To determine the magnetizing current for power factor correction, I calculate as above, but instead of using the full load figures, I use the half load figures. (these are usually given in the data sheet) This reduces the errors due to the leakage reactance.
One can use the full load figures and the half load figures to determine what the leakage reactance is and separate out the magnetizing current only.

I have the impression that the new higher efficiency motors tend to have a higher leakage reactance than the older motors, but could be wrong there.

Best regards,
Mark.

Mark Empson
L M Photonics Ltd

 

[elmotor]

For your question "Is there a rule of thumb for estimating no-load current on a motor?", Zlatkodo's genearl estimates are reasonable for "standard" enclosed motors. In case of open type motors as IP23, induction is often designed to be higher and thus the saturation of iron is a lot higher. In this case 90A could be roughly ok.

 

[Skogsgurra]

Pete, you know that I sometimes find your math excercises a bit trying. But, this time, you have shown that there is more to induction motors than I thought. The fact that leakage reactance consumes a significant part of the full load vars is a valuable insight. Thanks for that!

Gunnar Englund

http://www.gke.org

--------------------------------------
100 % recycled posting: Electrons, ideas, finger-tips have been used over and over again...

 

[parlitu]

Usualy the no load current can get to 30% of nominal current. So 90A seams a little high; First step is to check the bearing health. One cause that can get to a higher current is if you just put vaseline to you bearings; in this case at the beginning the current will be a little high but if you measure the current after 1 or 2 hours, you'll see that you current will decrease. Another cause can be old vaseline to bearing that have been strenghten in time, but if is a new motor we can eliminate this cause, and anyway this problem can rise you current just with 1 or 2 amps. And the last, but the moust probably cause is a bed bearing. You can have a ball bearing that have been damaged, or maybe the bearings was not install corect. You can check this by vibration measurements.

 

[electricpete]

Thanks Gunnar.

Good point Mark – the stuff we're discussing should be built into power factor correction calcs. I googled and found this Siemens document about selecting power factor capacitors.

____________

Please list every forum username that appears in square brackets in the forum thread. Nothing in the lines is needed for this work.

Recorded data
____________

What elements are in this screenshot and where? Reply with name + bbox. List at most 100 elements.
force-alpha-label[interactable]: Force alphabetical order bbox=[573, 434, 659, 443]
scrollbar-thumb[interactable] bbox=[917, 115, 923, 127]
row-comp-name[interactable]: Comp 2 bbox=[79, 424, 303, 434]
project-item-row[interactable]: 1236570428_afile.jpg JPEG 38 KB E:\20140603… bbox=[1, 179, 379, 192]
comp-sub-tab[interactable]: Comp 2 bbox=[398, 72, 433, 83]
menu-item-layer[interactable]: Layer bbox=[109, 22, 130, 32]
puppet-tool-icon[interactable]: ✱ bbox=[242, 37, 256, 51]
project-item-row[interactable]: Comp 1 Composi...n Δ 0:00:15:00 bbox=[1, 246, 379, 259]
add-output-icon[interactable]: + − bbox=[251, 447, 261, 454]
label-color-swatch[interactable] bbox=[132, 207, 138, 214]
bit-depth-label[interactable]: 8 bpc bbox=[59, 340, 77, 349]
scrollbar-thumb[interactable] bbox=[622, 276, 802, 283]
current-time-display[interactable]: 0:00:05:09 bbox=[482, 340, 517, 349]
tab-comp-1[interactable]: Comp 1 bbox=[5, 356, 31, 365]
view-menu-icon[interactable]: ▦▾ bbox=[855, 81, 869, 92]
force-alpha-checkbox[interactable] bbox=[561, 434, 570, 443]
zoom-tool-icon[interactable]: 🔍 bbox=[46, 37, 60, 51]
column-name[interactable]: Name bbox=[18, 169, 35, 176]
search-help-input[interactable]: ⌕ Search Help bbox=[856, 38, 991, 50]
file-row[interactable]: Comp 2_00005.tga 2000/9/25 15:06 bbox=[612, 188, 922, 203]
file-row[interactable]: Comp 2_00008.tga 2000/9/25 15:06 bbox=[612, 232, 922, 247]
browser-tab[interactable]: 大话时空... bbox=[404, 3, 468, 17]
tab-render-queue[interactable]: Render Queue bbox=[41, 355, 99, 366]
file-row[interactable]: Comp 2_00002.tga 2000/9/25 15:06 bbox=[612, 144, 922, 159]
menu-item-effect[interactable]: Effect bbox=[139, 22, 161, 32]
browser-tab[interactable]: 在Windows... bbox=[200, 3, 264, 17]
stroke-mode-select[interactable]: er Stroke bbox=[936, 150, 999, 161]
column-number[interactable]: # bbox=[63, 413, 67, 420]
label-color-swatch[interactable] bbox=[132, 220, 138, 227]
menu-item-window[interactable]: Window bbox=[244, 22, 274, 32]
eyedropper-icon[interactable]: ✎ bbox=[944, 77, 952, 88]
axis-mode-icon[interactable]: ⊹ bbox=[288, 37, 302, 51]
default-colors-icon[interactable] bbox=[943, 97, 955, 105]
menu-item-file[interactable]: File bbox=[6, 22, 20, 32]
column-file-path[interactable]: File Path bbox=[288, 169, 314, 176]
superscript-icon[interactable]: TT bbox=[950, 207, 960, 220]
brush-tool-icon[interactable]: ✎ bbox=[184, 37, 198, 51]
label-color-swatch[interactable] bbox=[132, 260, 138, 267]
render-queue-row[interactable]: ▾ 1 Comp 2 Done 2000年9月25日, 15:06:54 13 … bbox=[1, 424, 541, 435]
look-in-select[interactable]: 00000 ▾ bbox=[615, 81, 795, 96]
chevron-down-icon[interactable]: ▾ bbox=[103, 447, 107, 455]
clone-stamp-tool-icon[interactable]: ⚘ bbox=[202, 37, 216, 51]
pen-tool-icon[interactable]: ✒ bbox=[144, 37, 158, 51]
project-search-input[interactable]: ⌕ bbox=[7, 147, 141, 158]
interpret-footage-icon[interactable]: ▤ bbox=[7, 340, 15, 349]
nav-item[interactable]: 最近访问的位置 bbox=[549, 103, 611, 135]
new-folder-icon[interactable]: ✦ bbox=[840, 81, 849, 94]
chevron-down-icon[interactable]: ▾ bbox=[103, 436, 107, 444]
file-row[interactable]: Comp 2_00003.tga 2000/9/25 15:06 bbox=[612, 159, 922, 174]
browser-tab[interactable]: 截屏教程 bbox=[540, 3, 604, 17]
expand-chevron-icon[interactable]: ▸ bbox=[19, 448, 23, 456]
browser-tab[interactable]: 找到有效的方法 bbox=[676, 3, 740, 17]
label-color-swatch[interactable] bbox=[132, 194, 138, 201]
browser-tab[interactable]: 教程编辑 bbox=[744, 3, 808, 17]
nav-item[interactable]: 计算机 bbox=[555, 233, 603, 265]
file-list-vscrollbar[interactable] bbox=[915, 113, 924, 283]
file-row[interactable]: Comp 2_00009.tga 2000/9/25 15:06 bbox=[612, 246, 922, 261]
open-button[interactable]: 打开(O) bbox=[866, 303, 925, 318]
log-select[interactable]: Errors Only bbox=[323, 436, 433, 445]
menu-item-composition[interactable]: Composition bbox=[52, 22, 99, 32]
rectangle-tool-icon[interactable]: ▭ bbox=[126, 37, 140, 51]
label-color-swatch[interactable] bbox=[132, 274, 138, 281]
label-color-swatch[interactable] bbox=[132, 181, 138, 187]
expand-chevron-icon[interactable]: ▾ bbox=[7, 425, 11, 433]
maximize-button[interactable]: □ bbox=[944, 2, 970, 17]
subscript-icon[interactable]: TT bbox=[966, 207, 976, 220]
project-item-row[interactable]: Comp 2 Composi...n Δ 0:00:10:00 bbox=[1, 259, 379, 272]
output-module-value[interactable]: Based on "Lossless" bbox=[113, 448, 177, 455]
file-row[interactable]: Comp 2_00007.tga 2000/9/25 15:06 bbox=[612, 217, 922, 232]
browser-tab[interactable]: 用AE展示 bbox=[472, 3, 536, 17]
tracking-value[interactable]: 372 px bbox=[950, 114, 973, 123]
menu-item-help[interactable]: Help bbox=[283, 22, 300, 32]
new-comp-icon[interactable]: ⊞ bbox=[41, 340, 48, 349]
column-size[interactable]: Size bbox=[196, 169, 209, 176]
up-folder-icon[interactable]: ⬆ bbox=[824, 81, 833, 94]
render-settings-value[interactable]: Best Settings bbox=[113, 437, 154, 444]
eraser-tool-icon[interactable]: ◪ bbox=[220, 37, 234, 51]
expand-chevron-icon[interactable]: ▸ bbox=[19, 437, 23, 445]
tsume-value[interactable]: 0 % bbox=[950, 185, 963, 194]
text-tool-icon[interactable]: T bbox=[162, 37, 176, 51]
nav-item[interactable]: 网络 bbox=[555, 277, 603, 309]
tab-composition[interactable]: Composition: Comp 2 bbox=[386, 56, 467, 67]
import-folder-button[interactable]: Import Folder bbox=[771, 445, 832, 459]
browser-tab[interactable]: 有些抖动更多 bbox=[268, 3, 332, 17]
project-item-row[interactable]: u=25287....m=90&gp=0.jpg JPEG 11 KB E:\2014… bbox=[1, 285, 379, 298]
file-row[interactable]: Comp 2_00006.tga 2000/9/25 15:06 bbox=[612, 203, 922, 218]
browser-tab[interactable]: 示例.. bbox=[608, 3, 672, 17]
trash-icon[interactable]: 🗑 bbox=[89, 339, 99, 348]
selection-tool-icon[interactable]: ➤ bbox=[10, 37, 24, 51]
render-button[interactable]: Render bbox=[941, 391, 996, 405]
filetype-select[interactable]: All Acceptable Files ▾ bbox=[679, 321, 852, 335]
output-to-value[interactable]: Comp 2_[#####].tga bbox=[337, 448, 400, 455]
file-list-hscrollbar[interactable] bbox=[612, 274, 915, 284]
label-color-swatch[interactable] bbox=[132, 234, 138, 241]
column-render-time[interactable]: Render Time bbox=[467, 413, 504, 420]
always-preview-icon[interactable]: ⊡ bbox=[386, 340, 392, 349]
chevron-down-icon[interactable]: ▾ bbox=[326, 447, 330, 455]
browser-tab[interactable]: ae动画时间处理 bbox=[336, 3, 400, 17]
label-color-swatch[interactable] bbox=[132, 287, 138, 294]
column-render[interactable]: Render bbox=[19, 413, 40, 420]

____________

IN RESPONSE » elmotor, Skogsgurra, parlitu, electricpete